Source data:
## BEGIN

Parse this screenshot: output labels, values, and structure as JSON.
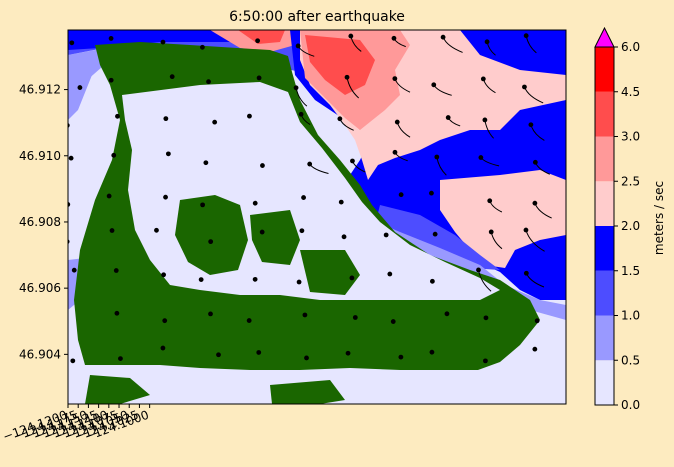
{
  "chart_data": {
    "type": "heatmap",
    "title": "6:50:00 after earthquake",
    "xlabel": "",
    "ylabel": "",
    "xlim": [
      -124.12,
      -123.998
    ],
    "ylim": [
      46.9025,
      46.9138
    ],
    "x_ticks": [
      -124.12,
      -124.1175,
      -124.115,
      -124.1125,
      -124.11,
      -124.1075,
      -124.105,
      -124.1025,
      -124.1
    ],
    "x_tick_labels": [
      "−124.1200",
      "−124.1175",
      "−124.1150",
      "−124.1125",
      "−124.1100",
      "−124.1075",
      "−124.1050",
      "−124.1025",
      "−124.1000"
    ],
    "y_ticks": [
      46.904,
      46.906,
      46.908,
      46.91,
      46.912
    ],
    "y_tick_labels": [
      "46.904",
      "46.906",
      "46.908",
      "46.910",
      "46.912"
    ],
    "colorbar": {
      "label": "meters / sec",
      "ticks": [
        0.0,
        0.5,
        1.0,
        1.5,
        2.0,
        2.5,
        3.0,
        4.5,
        6.0
      ],
      "tick_labels": [
        "0.0",
        "0.5",
        "1.0",
        "1.5",
        "2.0",
        "2.5",
        "3.0",
        "4.5",
        "6.0"
      ],
      "colors": [
        "#e6e6ff",
        "#9999ff",
        "#4d4dff",
        "#0000ff",
        "#ffcccc",
        "#ff9999",
        "#ff4d4d",
        "#ff0000"
      ],
      "extend_color": "#ff00ff"
    },
    "land_color": "#1a6600",
    "particle_color": "#000000"
  }
}
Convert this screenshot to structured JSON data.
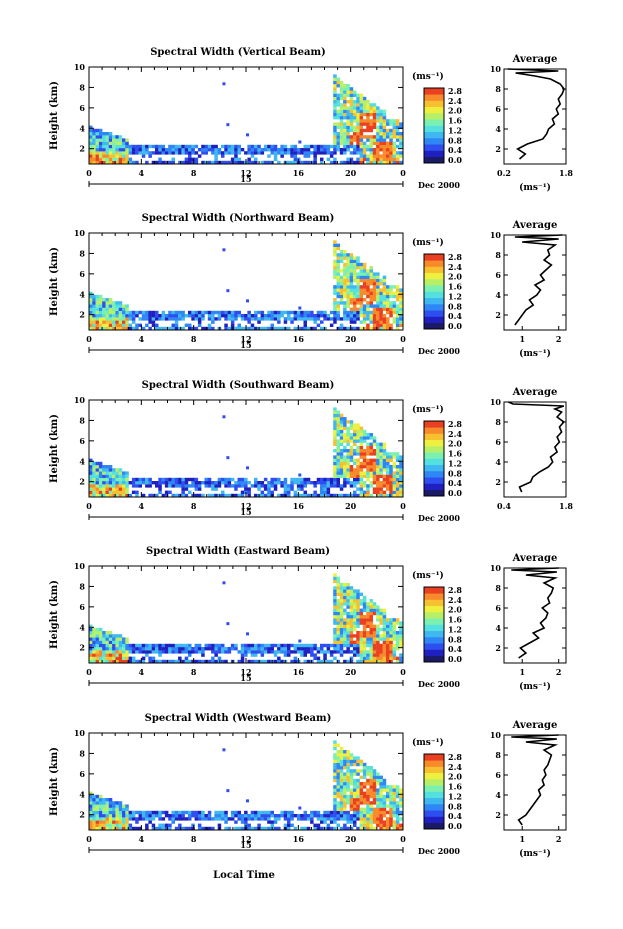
{
  "colors": {
    "colorbar": [
      "#1a1a66",
      "#2020c0",
      "#2e4ef0",
      "#2f86f5",
      "#3fb7f0",
      "#55e0e0",
      "#7bf0b0",
      "#b7f068",
      "#eef040",
      "#f7c030",
      "#f78a2a",
      "#e84020"
    ]
  },
  "chart_data": [
    {
      "type": "heatmap",
      "title": "Spectral Width (Vertical Beam)",
      "ylabel": "Height (km)",
      "ylim": [
        0.5,
        10
      ],
      "yticks": [
        "2",
        "4",
        "6",
        "8",
        "10"
      ],
      "xlim": [
        0,
        24
      ],
      "xticks": [
        "0",
        "4",
        "8",
        "12",
        "16",
        "20",
        "0"
      ],
      "date_center": "15",
      "date_label": "Dec 2000",
      "colorbar_unit": "(ms⁻¹)",
      "colorbar_ticks": [
        "0.0",
        "0.4",
        "0.8",
        "1.2",
        "1.6",
        "2.0",
        "2.4",
        "2.8"
      ],
      "average": {
        "title": "Average",
        "xlabel": "(ms⁻¹)",
        "xticks": [
          "0.2",
          "1.8"
        ],
        "xlim": [
          0.2,
          1.8
        ],
        "yticks": [
          "2",
          "4",
          "6",
          "8",
          "10"
        ],
        "heights": [
          1,
          1.5,
          2,
          2.5,
          3,
          3.5,
          4,
          4.5,
          5,
          5.5,
          6,
          6.5,
          7,
          7.5,
          8,
          8.5,
          9,
          9.3,
          9.6,
          9.8,
          10
        ],
        "values": [
          0.6,
          0.75,
          0.55,
          0.8,
          1.2,
          1.3,
          1.35,
          1.5,
          1.45,
          1.6,
          1.55,
          1.65,
          1.6,
          1.7,
          1.75,
          1.65,
          1.4,
          1.0,
          0.5,
          1.6,
          0.3
        ]
      }
    },
    {
      "type": "heatmap",
      "title": "Spectral Width (Northward Beam)",
      "ylabel": "Height (km)",
      "ylim": [
        0.5,
        10
      ],
      "yticks": [
        "2",
        "4",
        "6",
        "8",
        "10"
      ],
      "xlim": [
        0,
        24
      ],
      "xticks": [
        "0",
        "4",
        "8",
        "12",
        "16",
        "20",
        "0"
      ],
      "date_center": "15",
      "date_label": "Dec 2000",
      "colorbar_unit": "(ms⁻¹)",
      "colorbar_ticks": [
        "0.0",
        "0.4",
        "0.8",
        "1.2",
        "1.6",
        "2.0",
        "2.4",
        "2.8"
      ],
      "average": {
        "title": "Average",
        "xlabel": "(ms⁻¹)",
        "xticks": [
          "1",
          "2"
        ],
        "xlim": [
          0.5,
          2.2
        ],
        "yticks": [
          "2",
          "4",
          "6",
          "8",
          "10"
        ],
        "heights": [
          1,
          1.5,
          2,
          2.5,
          3,
          3.5,
          4,
          4.5,
          5,
          5.5,
          6,
          6.5,
          7,
          7.5,
          8,
          8.5,
          9,
          9.3,
          9.6,
          9.8,
          10
        ],
        "values": [
          0.8,
          0.9,
          1.0,
          1.1,
          1.3,
          1.2,
          1.4,
          1.5,
          1.35,
          1.6,
          1.5,
          1.65,
          1.8,
          1.6,
          1.75,
          1.7,
          1.9,
          1.0,
          2.0,
          0.8,
          2.1
        ]
      }
    },
    {
      "type": "heatmap",
      "title": "Spectral Width (Southward Beam)",
      "ylabel": "Height (km)",
      "ylim": [
        0.5,
        10
      ],
      "yticks": [
        "2",
        "4",
        "6",
        "8",
        "10"
      ],
      "xlim": [
        0,
        24
      ],
      "xticks": [
        "0",
        "4",
        "8",
        "12",
        "16",
        "20",
        "0"
      ],
      "date_center": "15",
      "date_label": "Dec 2000",
      "colorbar_unit": "(ms⁻¹)",
      "colorbar_ticks": [
        "0.0",
        "0.4",
        "0.8",
        "1.2",
        "1.6",
        "2.0",
        "2.4",
        "2.8"
      ],
      "average": {
        "title": "Average",
        "xlabel": "",
        "xticks": [
          "0.4",
          "1.8"
        ],
        "xlim": [
          0.4,
          1.8
        ],
        "yticks": [
          "2",
          "4",
          "6",
          "8",
          "10"
        ],
        "heights": [
          1,
          1.5,
          2,
          2.5,
          3,
          3.5,
          4,
          4.5,
          5,
          5.5,
          6,
          6.5,
          7,
          7.5,
          8,
          8.5,
          9,
          9.3,
          9.6,
          9.8,
          10
        ],
        "values": [
          0.8,
          0.75,
          1.0,
          1.05,
          1.2,
          1.4,
          1.5,
          1.45,
          1.6,
          1.55,
          1.65,
          1.6,
          1.7,
          1.65,
          1.75,
          1.6,
          1.7,
          1.55,
          1.75,
          0.6,
          0.5
        ]
      }
    },
    {
      "type": "heatmap",
      "title": "Spectral Width (Eastward Beam)",
      "ylabel": "Height (km)",
      "ylim": [
        0.5,
        10
      ],
      "yticks": [
        "2",
        "4",
        "6",
        "8",
        "10"
      ],
      "xlim": [
        0,
        24
      ],
      "xticks": [
        "0",
        "4",
        "8",
        "12",
        "16",
        "20",
        "0"
      ],
      "date_center": "15",
      "date_label": "Dec 2000",
      "colorbar_unit": "(ms⁻¹)",
      "colorbar_ticks": [
        "0.0",
        "0.4",
        "0.8",
        "1.2",
        "1.6",
        "2.0",
        "2.4",
        "2.8"
      ],
      "average": {
        "title": "Average",
        "xlabel": "(ms⁻¹)",
        "xticks": [
          "1",
          "2"
        ],
        "xlim": [
          0.5,
          2.2
        ],
        "yticks": [
          "2",
          "4",
          "6",
          "8",
          "10"
        ],
        "heights": [
          1,
          1.5,
          2,
          2.5,
          3,
          3.5,
          4,
          4.5,
          5,
          5.5,
          6,
          6.5,
          7,
          7.5,
          8,
          8.5,
          9,
          9.3,
          9.6,
          9.8,
          10
        ],
        "values": [
          0.9,
          1.1,
          0.95,
          1.2,
          1.45,
          1.3,
          1.6,
          1.5,
          1.65,
          1.7,
          1.55,
          1.75,
          1.7,
          1.8,
          1.85,
          1.6,
          1.9,
          1.1,
          1.95,
          0.7,
          2.0
        ]
      }
    },
    {
      "type": "heatmap",
      "title": "Spectral Width (Westward Beam)",
      "ylabel": "Height (km)",
      "ylim": [
        0.5,
        10
      ],
      "yticks": [
        "2",
        "4",
        "6",
        "8",
        "10"
      ],
      "xlim": [
        0,
        24
      ],
      "xticks": [
        "0",
        "4",
        "8",
        "12",
        "16",
        "20",
        "0"
      ],
      "date_center": "15",
      "date_label": "Dec 2000",
      "colorbar_unit": "(ms⁻¹)",
      "colorbar_ticks": [
        "0.0",
        "0.4",
        "0.8",
        "1.2",
        "1.6",
        "2.0",
        "2.4",
        "2.8"
      ],
      "average": {
        "title": "Average",
        "xlabel": "(ms⁻¹)",
        "xticks": [
          "1",
          "2"
        ],
        "xlim": [
          0.5,
          2.2
        ],
        "yticks": [
          "2",
          "4",
          "6",
          "8",
          "10"
        ],
        "heights": [
          1,
          1.5,
          2,
          2.5,
          3,
          3.5,
          4,
          4.5,
          5,
          5.5,
          6,
          6.5,
          7,
          7.5,
          8,
          8.5,
          9,
          9.3,
          9.6,
          9.8,
          10
        ],
        "values": [
          1.0,
          0.9,
          1.1,
          1.2,
          1.3,
          1.4,
          1.5,
          1.45,
          1.6,
          1.55,
          1.65,
          1.6,
          1.7,
          1.75,
          1.8,
          1.6,
          1.9,
          1.1,
          1.95,
          0.7,
          2.0
        ]
      }
    }
  ],
  "footer": {
    "xlabel": "Local Time"
  }
}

## END

Short task: Write out every line of the data that holds the word "Width".

Exercise answer:
      "title": "Spectral Width (Vertical Beam)",
      "title": "Spectral Width (Northward Beam)",
      "title": "Spectral Width (Southward Beam)",
      "title": "Spectral Width (Eastward Beam)",
      "title": "Spectral Width (Westward Beam)",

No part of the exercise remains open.